--- START Given data ---
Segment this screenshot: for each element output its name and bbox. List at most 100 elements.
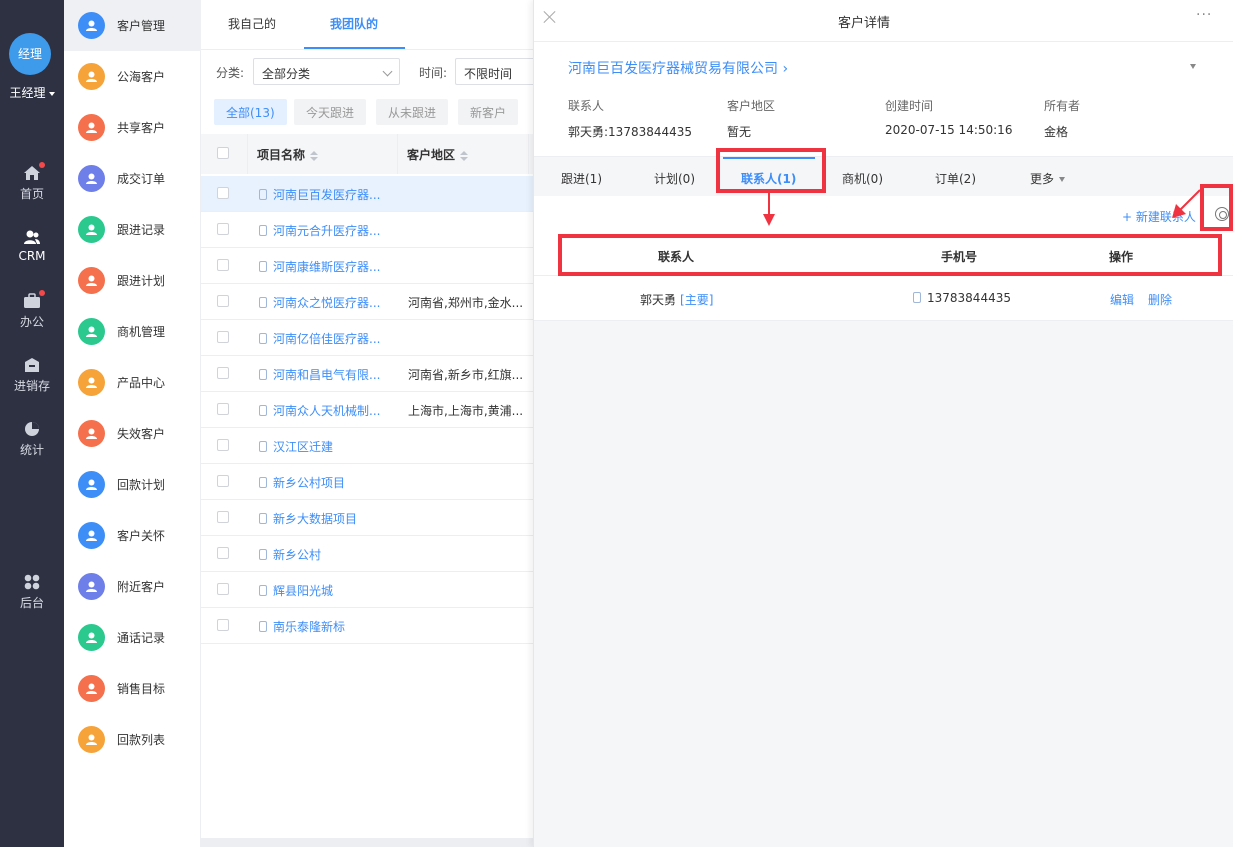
tab-plan[interactable]: 计划(0) (654, 170, 695, 187)
box-icon (78, 369, 105, 396)
table-row[interactable]: 河南巨百发医疗器... (201, 176, 533, 212)
submenu-item[interactable]: 回款列表 (64, 714, 201, 765)
row-checkbox[interactable] (217, 331, 229, 343)
submenu-item[interactable]: 回款计划 (64, 459, 201, 510)
row-project-name[interactable]: 新乡大数据项目 (259, 510, 357, 527)
row-checkbox[interactable] (217, 619, 229, 631)
plan-icon (78, 267, 105, 294)
submenu-item[interactable]: 产品中心 (64, 357, 201, 408)
row-checkbox[interactable] (217, 187, 229, 199)
table-row[interactable]: 新乡公村 (201, 536, 533, 572)
edit-contact-link[interactable]: 编辑 (1110, 291, 1134, 308)
rail-item-stats[interactable]: 统计 (0, 421, 64, 458)
row-project-name[interactable]: 河南巨百发医疗器... (259, 186, 380, 203)
table-row[interactable]: 新乡大数据项目 (201, 500, 533, 536)
time-select[interactable]: 不限时间 (455, 58, 545, 85)
active-tab-indicator (304, 47, 405, 49)
tab-mine[interactable]: 我自己的 (228, 15, 276, 32)
info-contact-label: 联系人 (568, 99, 605, 113)
annotation-box-gear (1200, 184, 1233, 231)
row-project-name[interactable]: 南乐泰隆新标 (259, 618, 345, 635)
tab-orders[interactable]: 订单(2) (935, 170, 976, 187)
tab-opportunity[interactable]: 商机(0) (842, 170, 883, 187)
annotation-arrow-diagonal (1172, 189, 1201, 218)
row-project-name[interactable]: 新乡公村 (259, 546, 321, 563)
filter-all-button[interactable]: 全部(13) (214, 99, 287, 125)
tab-team[interactable]: 我团队的 (330, 15, 378, 32)
table-row[interactable]: 新乡公村项目 (201, 464, 533, 500)
filter-new-button[interactable]: 新客户 (458, 99, 519, 125)
caret-down-icon[interactable] (1190, 64, 1196, 69)
column-area[interactable]: 客户地区 (407, 146, 469, 163)
row-checkbox[interactable] (217, 223, 229, 235)
row-checkbox[interactable] (217, 547, 229, 559)
tab-follow-up[interactable]: 跟进(1) (561, 170, 602, 187)
table-row[interactable]: 南乐泰隆新标 (201, 608, 533, 644)
submenu-item[interactable]: 商机管理 (64, 306, 201, 357)
select-all-checkbox[interactable] (217, 147, 229, 159)
submenu-item[interactable]: 成交订单 (64, 153, 201, 204)
submenu-item[interactable]: 通话记录 (64, 612, 201, 663)
chevron-down-icon (48, 91, 55, 96)
rail-item-home[interactable]: 首页 (0, 162, 64, 202)
submenu-item[interactable]: 客户管理 (64, 0, 201, 51)
tab-more[interactable]: 更多 (1030, 170, 1066, 187)
filter-never-button[interactable]: 从未跟进 (376, 99, 449, 125)
table-row[interactable]: 河南众之悦医疗器... 河南省,郑州市,金水... (201, 284, 533, 320)
submenu-item[interactable]: 客户关怀 (64, 510, 201, 561)
row-project-name[interactable]: 新乡公村项目 (259, 474, 345, 491)
rail-item-admin[interactable]: 后台 (0, 574, 64, 611)
avatar[interactable]: 经理 (9, 33, 51, 75)
company-link[interactable]: 河南巨百发医疗器械贸易有限公司 › (568, 58, 788, 78)
table-row[interactable]: 辉县阳光城 (201, 572, 533, 608)
table-row[interactable]: 河南康维斯医疗器... (201, 248, 533, 284)
share-icon (78, 114, 105, 141)
home-icon (23, 162, 45, 181)
row-project-name[interactable]: 河南元合升医疗器... (259, 222, 380, 239)
row-project-name[interactable]: 河南康维斯医疗器... (259, 258, 380, 275)
delete-contact-link[interactable]: 删除 (1148, 291, 1172, 308)
submenu-item[interactable]: 跟进记录 (64, 204, 201, 255)
submenu-item-label: 跟进记录 (117, 223, 166, 237)
submenu-item[interactable]: 附近客户 (64, 561, 201, 612)
more-icon[interactable]: ··· (1196, 7, 1212, 23)
crm-submenu: 客户管理 公海客户 共享客户 成交订单跟进记录跟进计划 商机管理 产品中心 失效客户 回款计划… (64, 0, 201, 847)
list-tabs: 我自己的 我团队的 (201, 0, 533, 50)
row-checkbox[interactable] (217, 295, 229, 307)
contact-row: 郭天勇 [主要] 13783844435 编辑 删除 (534, 276, 1233, 321)
category-select[interactable]: 全部分类 (253, 58, 400, 85)
row-checkbox[interactable] (217, 511, 229, 523)
table-row[interactable]: 河南众人天机械制... 上海市,上海市,黄浦... (201, 392, 533, 428)
rail-item-inventory[interactable]: 进销存 (0, 357, 64, 394)
table-row[interactable]: 河南亿倍佳医疗器... (201, 320, 533, 356)
rail-item-crm[interactable]: CRM (0, 229, 64, 263)
row-checkbox[interactable] (217, 475, 229, 487)
row-checkbox[interactable] (217, 403, 229, 415)
submenu-item[interactable]: 共享客户 (64, 102, 201, 153)
user-menu[interactable]: 王经理 (0, 84, 64, 101)
submenu-item[interactable]: 跟进计划 (64, 255, 201, 306)
row-checkbox[interactable] (217, 367, 229, 379)
phone-icon (259, 297, 267, 308)
row-project-name[interactable]: 汉江区迁建 (259, 438, 333, 455)
horizontal-scrollbar[interactable] (201, 838, 533, 847)
row-project-name[interactable]: 河南和昌电气有限... (259, 366, 380, 383)
row-checkbox[interactable] (217, 259, 229, 271)
table-row[interactable]: 汉江区迁建 (201, 428, 533, 464)
column-project-name[interactable]: 项目名称 (257, 146, 319, 163)
row-project-name[interactable]: 河南亿倍佳医疗器... (259, 330, 380, 347)
table-row[interactable]: 河南和昌电气有限... 河南省,新乡市,红旗... (201, 356, 533, 392)
submenu-item[interactable]: 公海客户 (64, 51, 201, 102)
annotation-box-contacts-header (558, 234, 1222, 276)
row-project-name[interactable]: 辉县阳光城 (259, 582, 333, 599)
row-project-name[interactable]: 河南众人天机械制... (259, 402, 380, 419)
table-row[interactable]: 河南元合升医疗器... (201, 212, 533, 248)
filter-today-button[interactable]: 今天跟进 (294, 99, 367, 125)
row-checkbox[interactable] (217, 583, 229, 595)
row-checkbox[interactable] (217, 439, 229, 451)
submenu-item[interactable]: 失效客户 (64, 408, 201, 459)
rail-item-office[interactable]: 办公 (0, 290, 64, 330)
contact-phone: 13783844435 (913, 291, 1011, 305)
row-project-name[interactable]: 河南众之悦医疗器... (259, 294, 380, 311)
submenu-item[interactable]: 销售目标 (64, 663, 201, 714)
--- END Given data ---
** What you need to do **
Copy out the lines of the entries verbatim, beginning at the line containing "tab-plan[interactable]: 计划(0) (654, 170, 695, 187)" and ending with the line containing "row-checkbox[interactable] (217, 619, 229, 631)", both included.

** Result for this exercise **
tab-plan[interactable]: 计划(0) (654, 170, 695, 187)
box-icon (78, 369, 105, 396)
table-row[interactable]: 河南巨百发医疗器... (201, 176, 533, 212)
submenu-item[interactable]: 回款列表 (64, 714, 201, 765)
row-checkbox[interactable] (217, 331, 229, 343)
submenu-item[interactable]: 回款计划 (64, 459, 201, 510)
row-project-name[interactable]: 新乡大数据项目 (259, 510, 357, 527)
row-checkbox[interactable] (217, 619, 229, 631)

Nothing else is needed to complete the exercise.